[TASK STATEMENT] Repeat the entire listing exactly.

[Dataset entries]
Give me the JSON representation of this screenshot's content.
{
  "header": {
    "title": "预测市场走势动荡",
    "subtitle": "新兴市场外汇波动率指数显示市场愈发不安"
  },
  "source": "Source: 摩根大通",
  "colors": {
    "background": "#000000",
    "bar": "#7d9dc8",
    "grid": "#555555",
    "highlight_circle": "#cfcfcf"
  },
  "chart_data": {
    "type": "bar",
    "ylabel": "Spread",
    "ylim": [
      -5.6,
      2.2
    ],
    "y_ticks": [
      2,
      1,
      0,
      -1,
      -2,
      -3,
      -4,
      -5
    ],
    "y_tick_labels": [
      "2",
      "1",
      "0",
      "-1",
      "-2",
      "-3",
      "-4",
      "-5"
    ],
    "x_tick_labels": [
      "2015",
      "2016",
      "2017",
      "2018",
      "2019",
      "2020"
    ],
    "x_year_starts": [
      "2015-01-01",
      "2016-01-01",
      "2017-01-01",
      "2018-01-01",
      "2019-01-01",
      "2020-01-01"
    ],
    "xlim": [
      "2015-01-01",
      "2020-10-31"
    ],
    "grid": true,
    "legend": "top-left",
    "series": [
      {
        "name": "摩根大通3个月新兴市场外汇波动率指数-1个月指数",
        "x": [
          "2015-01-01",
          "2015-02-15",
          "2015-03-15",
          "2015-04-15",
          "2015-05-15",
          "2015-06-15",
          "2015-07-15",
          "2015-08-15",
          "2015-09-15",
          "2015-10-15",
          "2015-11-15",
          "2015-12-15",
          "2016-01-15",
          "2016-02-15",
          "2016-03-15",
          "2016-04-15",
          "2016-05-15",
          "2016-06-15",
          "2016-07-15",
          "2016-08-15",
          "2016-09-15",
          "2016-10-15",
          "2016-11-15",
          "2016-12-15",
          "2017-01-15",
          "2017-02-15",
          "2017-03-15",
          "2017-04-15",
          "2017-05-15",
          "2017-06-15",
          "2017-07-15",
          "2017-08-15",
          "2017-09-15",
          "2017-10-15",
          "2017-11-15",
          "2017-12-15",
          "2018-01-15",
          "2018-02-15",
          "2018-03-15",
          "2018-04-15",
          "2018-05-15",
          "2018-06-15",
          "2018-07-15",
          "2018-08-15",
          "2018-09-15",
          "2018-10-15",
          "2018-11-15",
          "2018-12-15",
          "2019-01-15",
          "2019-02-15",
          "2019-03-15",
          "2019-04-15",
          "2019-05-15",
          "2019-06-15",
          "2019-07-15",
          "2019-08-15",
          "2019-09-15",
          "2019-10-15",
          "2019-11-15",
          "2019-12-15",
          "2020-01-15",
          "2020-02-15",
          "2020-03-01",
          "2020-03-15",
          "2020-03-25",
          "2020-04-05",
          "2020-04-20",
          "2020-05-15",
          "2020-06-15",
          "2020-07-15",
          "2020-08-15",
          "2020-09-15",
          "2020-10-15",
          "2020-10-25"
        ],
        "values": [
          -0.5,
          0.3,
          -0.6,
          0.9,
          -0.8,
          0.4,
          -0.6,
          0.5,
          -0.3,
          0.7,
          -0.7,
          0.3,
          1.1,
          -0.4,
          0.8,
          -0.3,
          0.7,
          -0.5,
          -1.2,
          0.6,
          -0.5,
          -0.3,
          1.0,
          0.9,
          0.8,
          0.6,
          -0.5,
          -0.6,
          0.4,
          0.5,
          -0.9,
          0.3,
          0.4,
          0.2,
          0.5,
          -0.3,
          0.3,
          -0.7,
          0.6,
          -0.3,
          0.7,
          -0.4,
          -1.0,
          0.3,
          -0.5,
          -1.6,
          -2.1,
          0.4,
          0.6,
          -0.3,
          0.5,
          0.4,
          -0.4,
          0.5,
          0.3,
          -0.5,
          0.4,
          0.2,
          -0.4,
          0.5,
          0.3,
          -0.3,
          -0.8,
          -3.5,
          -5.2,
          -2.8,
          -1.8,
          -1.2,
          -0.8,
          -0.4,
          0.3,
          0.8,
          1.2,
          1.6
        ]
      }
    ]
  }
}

[RESULT FOR THIS TASK]
Give me the JSON representation of this screenshot's content.
{
  "header": {
    "title": "预测市场走势动荡",
    "subtitle": "新兴市场外汇波动率指数显示市场愈发不安"
  },
  "source": "Source: 摩根大通",
  "colors": {
    "background": "#000000",
    "bar": "#7d9dc8",
    "grid": "#555555",
    "highlight_circle": "#cfcfcf"
  },
  "chart_data": {
    "type": "bar",
    "ylabel": "Spread",
    "ylim": [
      -5.6,
      2.2
    ],
    "y_ticks": [
      2,
      1,
      0,
      -1,
      -2,
      -3,
      -4,
      -5
    ],
    "y_tick_labels": [
      "2",
      "1",
      "0",
      "-1",
      "-2",
      "-3",
      "-4",
      "-5"
    ],
    "x_tick_labels": [
      "2015",
      "2016",
      "2017",
      "2018",
      "2019",
      "2020"
    ],
    "x_year_starts": [
      "2015-01-01",
      "2016-01-01",
      "2017-01-01",
      "2018-01-01",
      "2019-01-01",
      "2020-01-01"
    ],
    "xlim": [
      "2015-01-01",
      "2020-10-31"
    ],
    "grid": true,
    "legend": "top-left",
    "series": [
      {
        "name": "摩根大通3个月新兴市场外汇波动率指数-1个月指数",
        "x": [
          "2015-01-01",
          "2015-02-15",
          "2015-03-15",
          "2015-04-15",
          "2015-05-15",
          "2015-06-15",
          "2015-07-15",
          "2015-08-15",
          "2015-09-15",
          "2015-10-15",
          "2015-11-15",
          "2015-12-15",
          "2016-01-15",
          "2016-02-15",
          "2016-03-15",
          "2016-04-15",
          "2016-05-15",
          "2016-06-15",
          "2016-07-15",
          "2016-08-15",
          "2016-09-15",
          "2016-10-15",
          "2016-11-15",
          "2016-12-15",
          "2017-01-15",
          "2017-02-15",
          "2017-03-15",
          "2017-04-15",
          "2017-05-15",
          "2017-06-15",
          "2017-07-15",
          "2017-08-15",
          "2017-09-15",
          "2017-10-15",
          "2017-11-15",
          "2017-12-15",
          "2018-01-15",
          "2018-02-15",
          "2018-03-15",
          "2018-04-15",
          "2018-05-15",
          "2018-06-15",
          "2018-07-15",
          "2018-08-15",
          "2018-09-15",
          "2018-10-15",
          "2018-11-15",
          "2018-12-15",
          "2019-01-15",
          "2019-02-15",
          "2019-03-15",
          "2019-04-15",
          "2019-05-15",
          "2019-06-15",
          "2019-07-15",
          "2019-08-15",
          "2019-09-15",
          "2019-10-15",
          "2019-11-15",
          "2019-12-15",
          "2020-01-15",
          "2020-02-15",
          "2020-03-01",
          "2020-03-15",
          "2020-03-25",
          "2020-04-05",
          "2020-04-20",
          "2020-05-15",
          "2020-06-15",
          "2020-07-15",
          "2020-08-15",
          "2020-09-15",
          "2020-10-15",
          "2020-10-25"
        ],
        "values": [
          -0.5,
          0.3,
          -0.6,
          0.9,
          -0.8,
          0.4,
          -0.6,
          0.5,
          -0.3,
          0.7,
          -0.7,
          0.3,
          1.1,
          -0.4,
          0.8,
          -0.3,
          0.7,
          -0.5,
          -1.2,
          0.6,
          -0.5,
          -0.3,
          1.0,
          0.9,
          0.8,
          0.6,
          -0.5,
          -0.6,
          0.4,
          0.5,
          -0.9,
          0.3,
          0.4,
          0.2,
          0.5,
          -0.3,
          0.3,
          -0.7,
          0.6,
          -0.3,
          0.7,
          -0.4,
          -1.0,
          0.3,
          -0.5,
          -1.6,
          -2.1,
          0.4,
          0.6,
          -0.3,
          0.5,
          0.4,
          -0.4,
          0.5,
          0.3,
          -0.5,
          0.4,
          0.2,
          -0.4,
          0.5,
          0.3,
          -0.3,
          -0.8,
          -3.5,
          -5.2,
          -2.8,
          -1.8,
          -1.2,
          -0.8,
          -0.4,
          0.3,
          0.8,
          1.2,
          1.6
        ]
      }
    ]
  }
}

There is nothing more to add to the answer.